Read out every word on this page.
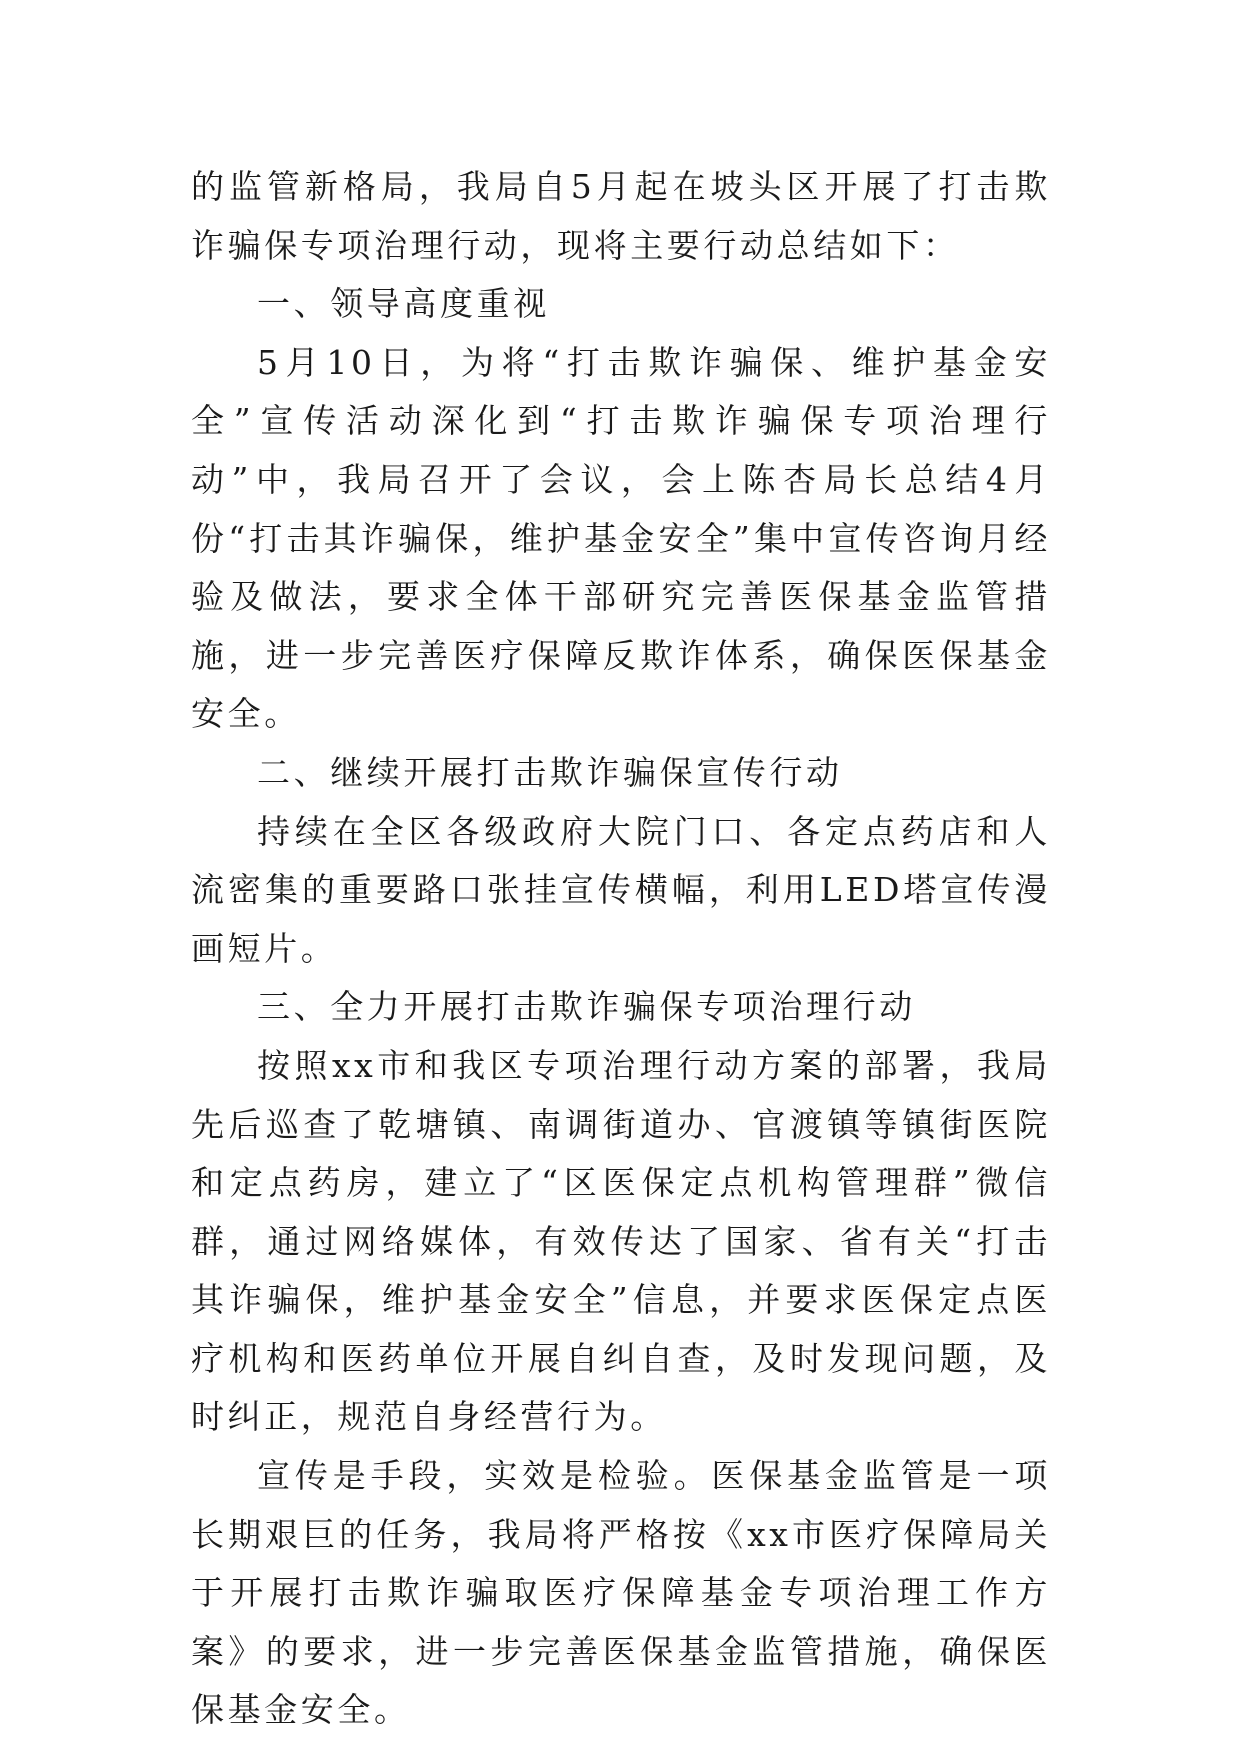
的监管新格局，我局自5月起在坡头区开展了打击欺诈骗保专项治理行动，现将主要行动总结如下：

一、领导高度重视

5月10日，为将“打击欺诈骗保、维护基金安全”宣传活动深化到“打击欺诈骗保专项治理行动”中，我局召开了会议，会上陈杏局长总结4月份“打击其诈骗保，维护基金安全”集中宣传咨询月经验及做法，要求全体干部研究完善医保基金监管措施，进一步完善医疗保障反欺诈体系，确保医保基金安全。

二、继续开展打击欺诈骗保宣传行动

持续在全区各级政府大院门口、各定点药店和人流密集的重要路口张挂宣传横幅，利用LED塔宣传漫画短片。

三、全力开展打击欺诈骗保专项治理行动

按照xx市和我区专项治理行动方案的部署，我局先后巡查了乾塘镇、南调街道办、官渡镇等镇街医院和定点药房，建立了“区医保定点机构管理群”微信群，通过网络媒体，有效传达了国家、省有关“打击其诈骗保，维护基金安全”信息，并要求医保定点医疗机构和医药单位开展自纠自查，及时发现问题，及时纠正，规范自身经营行为。

宣传是手段，实效是检验。医保基金监管是一项长期艰巨的任务，我局将严格按《xx市医疗保障局关于开展打击欺诈骗取医疗保障基金专项治理工作方案》的要求，进一步完善医保基金监管措施，确保医保基金安全。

++++++++++++++++++++

Exercise directions ::
Repeat the material above in full and exactly, apart from the pictures.

Worked solution ::
Read out every word on this page.
的监管新格局，我局自5月起在坡头区开展了打击欺诈骗保专项治理行动，现将主要行动总结如下：

一、领导高度重视

5月10日，为将“打击欺诈骗保、维护基金安全”宣传活动深化到“打击欺诈骗保专项治理行动”中，我局召开了会议，会上陈杏局长总结4月份“打击其诈骗保，维护基金安全”集中宣传咨询月经验及做法，要求全体干部研究完善医保基金监管措施，进一步完善医疗保障反欺诈体系，确保医保基金安全。

二、继续开展打击欺诈骗保宣传行动

持续在全区各级政府大院门口、各定点药店和人流密集的重要路口张挂宣传横幅，利用LED塔宣传漫画短片。

三、全力开展打击欺诈骗保专项治理行动

按照xx市和我区专项治理行动方案的部署，我局先后巡查了乾塘镇、南调街道办、官渡镇等镇街医院和定点药房，建立了“区医保定点机构管理群”微信群，通过网络媒体，有效传达了国家、省有关“打击其诈骗保，维护基金安全”信息，并要求医保定点医疗机构和医药单位开展自纠自查，及时发现问题，及时纠正，规范自身经营行为。

宣传是手段，实效是检验。医保基金监管是一项长期艰巨的任务，我局将严格按《xx市医疗保障局关于开展打击欺诈骗取医疗保障基金专项治理工作方案》的要求，进一步完善医保基金监管措施，确保医保基金安全。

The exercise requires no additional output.